● What you are asked to do:
Each line that holds the word "palindrome" is to be identified and copied.

— begin —

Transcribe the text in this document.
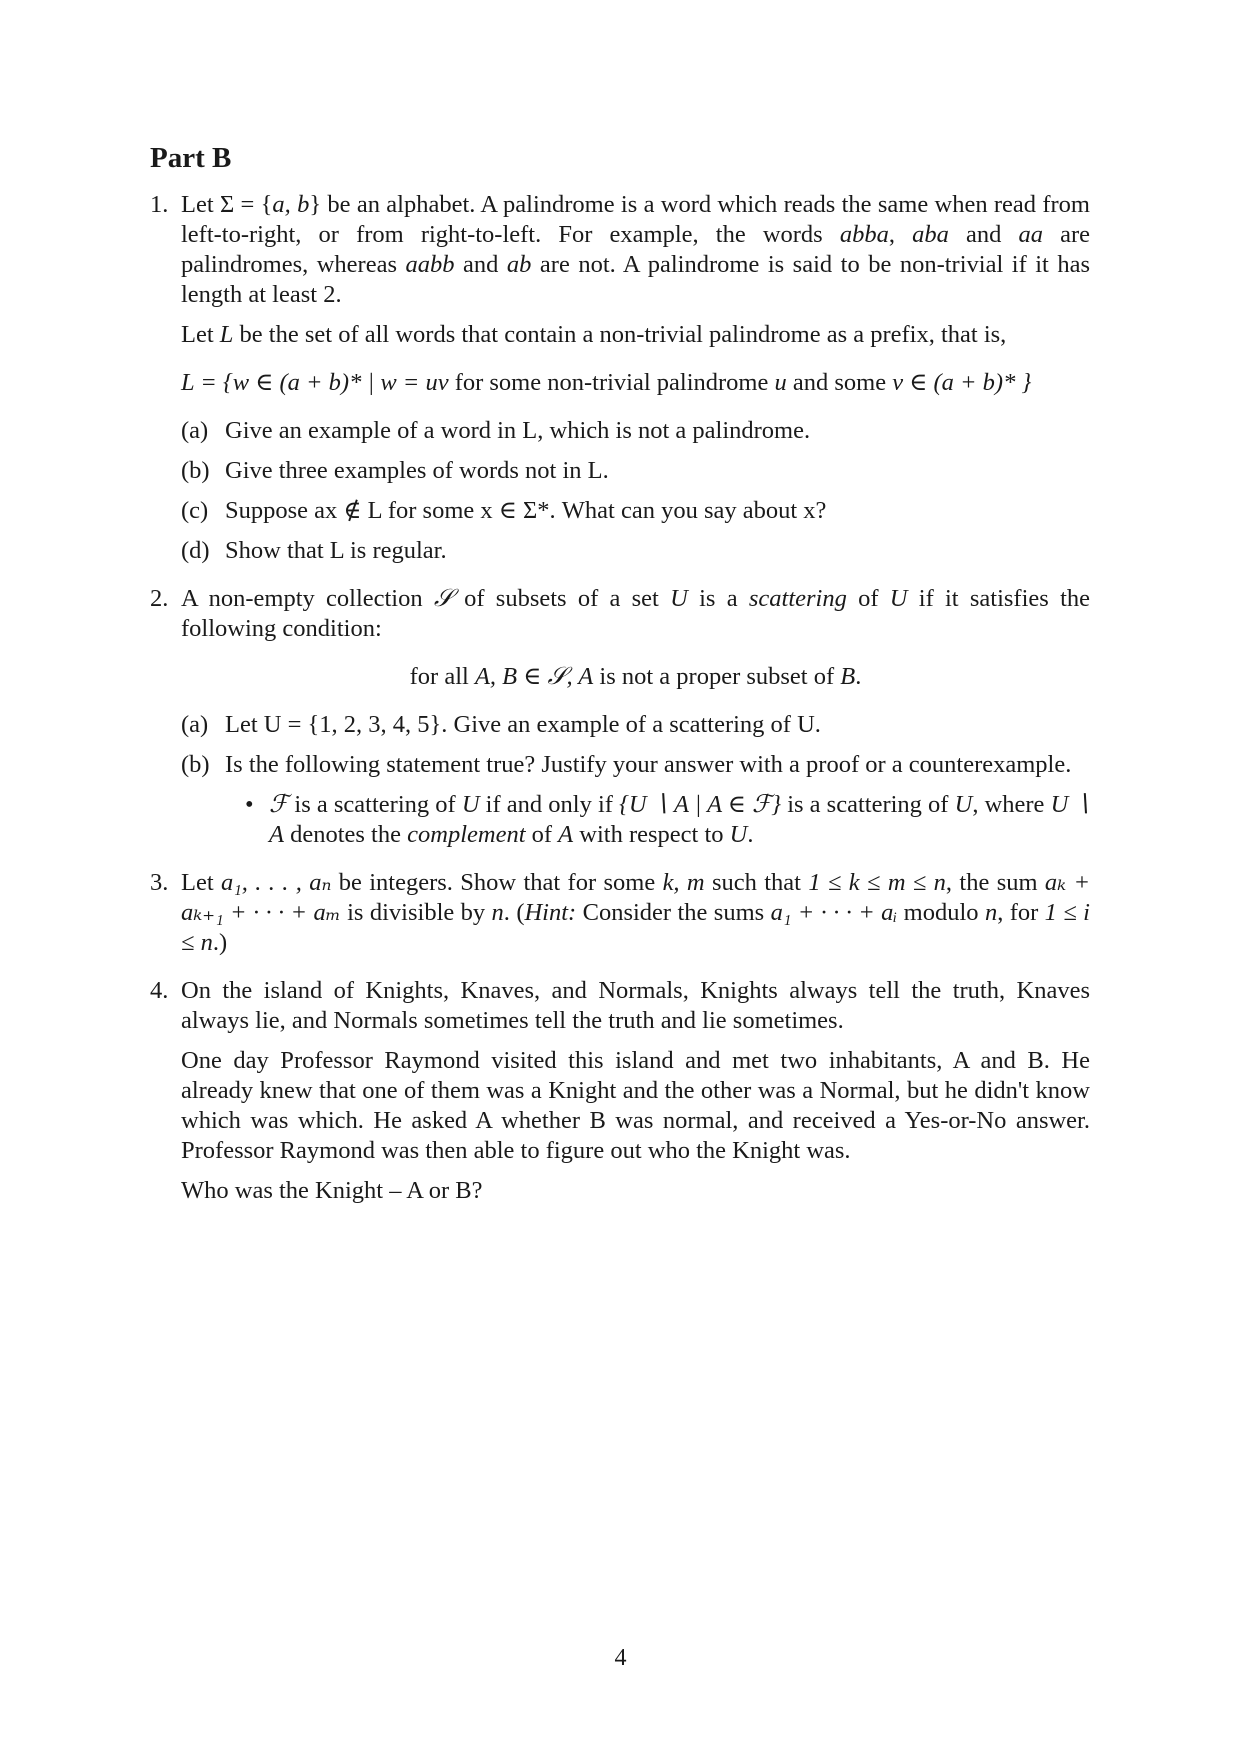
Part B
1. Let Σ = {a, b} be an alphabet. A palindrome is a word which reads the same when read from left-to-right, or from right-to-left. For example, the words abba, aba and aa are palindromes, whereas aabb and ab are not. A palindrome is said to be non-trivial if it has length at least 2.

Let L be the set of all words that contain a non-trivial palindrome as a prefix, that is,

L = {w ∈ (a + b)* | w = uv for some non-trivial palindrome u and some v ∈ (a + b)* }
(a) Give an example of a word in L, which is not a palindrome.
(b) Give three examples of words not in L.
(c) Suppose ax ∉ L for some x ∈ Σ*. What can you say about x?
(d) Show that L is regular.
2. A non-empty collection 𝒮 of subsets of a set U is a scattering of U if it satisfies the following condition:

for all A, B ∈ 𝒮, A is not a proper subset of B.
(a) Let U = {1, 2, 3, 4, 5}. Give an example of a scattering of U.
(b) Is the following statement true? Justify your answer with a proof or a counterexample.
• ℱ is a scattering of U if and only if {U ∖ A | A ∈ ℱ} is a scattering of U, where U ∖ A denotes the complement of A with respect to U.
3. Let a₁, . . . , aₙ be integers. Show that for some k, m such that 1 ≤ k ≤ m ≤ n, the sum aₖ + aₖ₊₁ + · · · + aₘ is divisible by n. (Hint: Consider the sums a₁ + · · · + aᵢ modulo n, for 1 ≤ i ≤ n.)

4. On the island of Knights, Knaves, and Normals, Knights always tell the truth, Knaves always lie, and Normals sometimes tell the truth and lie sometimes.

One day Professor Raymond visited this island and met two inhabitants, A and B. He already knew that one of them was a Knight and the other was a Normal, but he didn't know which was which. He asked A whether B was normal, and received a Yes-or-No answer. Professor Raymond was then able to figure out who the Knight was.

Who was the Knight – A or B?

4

— end —
— begin —

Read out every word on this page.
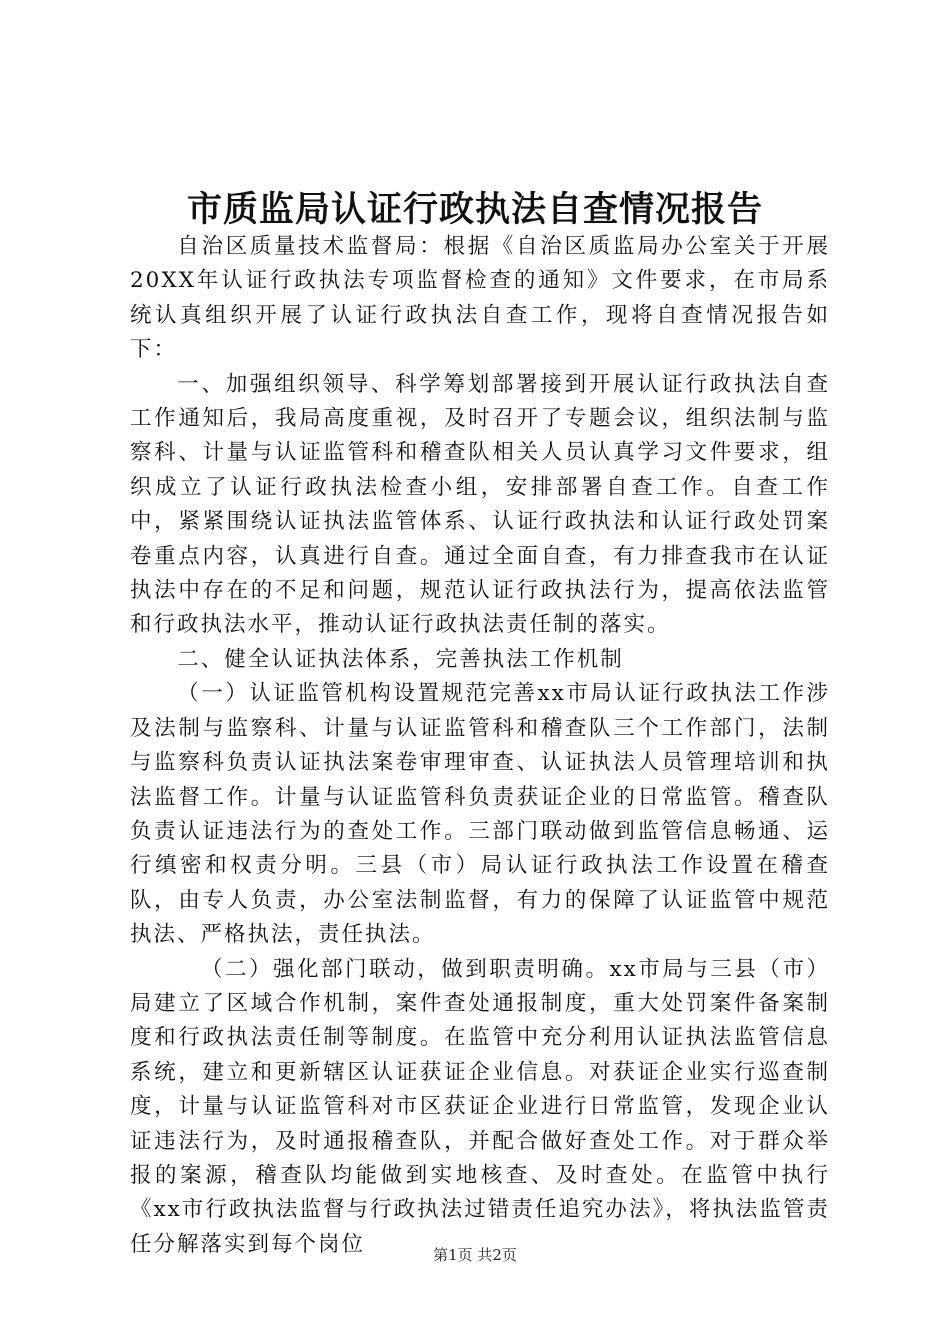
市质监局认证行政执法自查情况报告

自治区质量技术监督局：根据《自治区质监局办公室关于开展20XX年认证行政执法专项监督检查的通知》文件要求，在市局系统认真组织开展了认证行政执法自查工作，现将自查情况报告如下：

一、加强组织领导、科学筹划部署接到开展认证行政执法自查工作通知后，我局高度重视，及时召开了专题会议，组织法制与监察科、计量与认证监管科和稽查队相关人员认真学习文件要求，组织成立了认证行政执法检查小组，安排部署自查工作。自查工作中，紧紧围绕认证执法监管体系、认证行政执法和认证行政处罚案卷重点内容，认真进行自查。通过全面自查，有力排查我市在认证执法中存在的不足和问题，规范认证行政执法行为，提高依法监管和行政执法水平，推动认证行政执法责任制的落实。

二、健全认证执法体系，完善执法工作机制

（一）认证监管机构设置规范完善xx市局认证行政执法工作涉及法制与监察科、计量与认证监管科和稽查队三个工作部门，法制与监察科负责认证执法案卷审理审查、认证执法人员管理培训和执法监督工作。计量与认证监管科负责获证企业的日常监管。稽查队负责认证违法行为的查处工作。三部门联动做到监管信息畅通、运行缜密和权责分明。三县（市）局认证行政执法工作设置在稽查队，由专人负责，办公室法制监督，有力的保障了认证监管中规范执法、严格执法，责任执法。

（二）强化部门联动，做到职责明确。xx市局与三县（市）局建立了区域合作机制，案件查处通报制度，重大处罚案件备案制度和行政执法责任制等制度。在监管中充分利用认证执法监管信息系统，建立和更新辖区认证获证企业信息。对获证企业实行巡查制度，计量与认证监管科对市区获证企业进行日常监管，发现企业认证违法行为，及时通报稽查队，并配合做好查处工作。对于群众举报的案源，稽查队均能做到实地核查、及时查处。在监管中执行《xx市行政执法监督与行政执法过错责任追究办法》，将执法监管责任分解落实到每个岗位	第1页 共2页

— end —
— begin —

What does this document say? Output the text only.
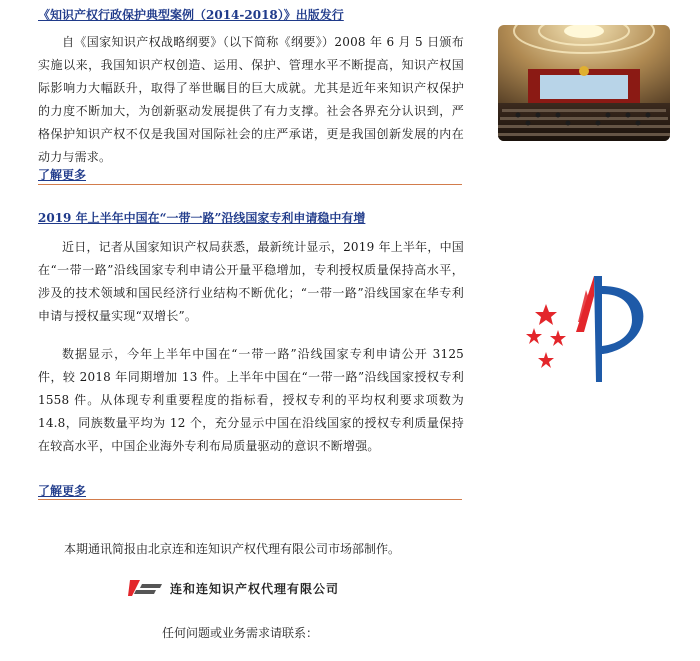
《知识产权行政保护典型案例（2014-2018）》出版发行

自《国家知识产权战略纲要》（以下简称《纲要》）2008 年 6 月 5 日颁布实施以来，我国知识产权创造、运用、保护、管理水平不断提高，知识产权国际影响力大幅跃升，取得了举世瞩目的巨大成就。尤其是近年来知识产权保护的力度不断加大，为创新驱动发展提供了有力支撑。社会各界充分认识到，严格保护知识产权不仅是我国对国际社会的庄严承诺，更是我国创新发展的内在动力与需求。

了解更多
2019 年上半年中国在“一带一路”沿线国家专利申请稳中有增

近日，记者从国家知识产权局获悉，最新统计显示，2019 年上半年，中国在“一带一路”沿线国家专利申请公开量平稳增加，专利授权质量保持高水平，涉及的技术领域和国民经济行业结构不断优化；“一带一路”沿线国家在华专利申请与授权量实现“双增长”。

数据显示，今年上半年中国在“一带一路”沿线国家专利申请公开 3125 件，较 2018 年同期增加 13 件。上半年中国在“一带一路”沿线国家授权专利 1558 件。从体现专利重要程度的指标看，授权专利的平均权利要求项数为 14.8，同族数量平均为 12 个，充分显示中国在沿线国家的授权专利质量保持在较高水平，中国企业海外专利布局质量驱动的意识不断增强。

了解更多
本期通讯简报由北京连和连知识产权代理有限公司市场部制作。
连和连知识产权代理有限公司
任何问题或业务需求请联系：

— end —

● Solved problem:
1. Let Σ = {a, b} be an alphabet. A palindrome is a word which reads the same when read from left-to-right, or from right-to-left. For example, the words abba, aba and aa are palindromes, whereas aabb and ab are not. A palindrome is said to be non-trivial if it has length at least 2.
Let L be the set of all words that contain a non-trivial palindrome as a prefix, that is,
L = {w ∈ (a + b)* | w = uv for some non-trivial palindrome u and some v ∈ (a + b)* }
(a) Give an example of a word in L, which is not a palindrome.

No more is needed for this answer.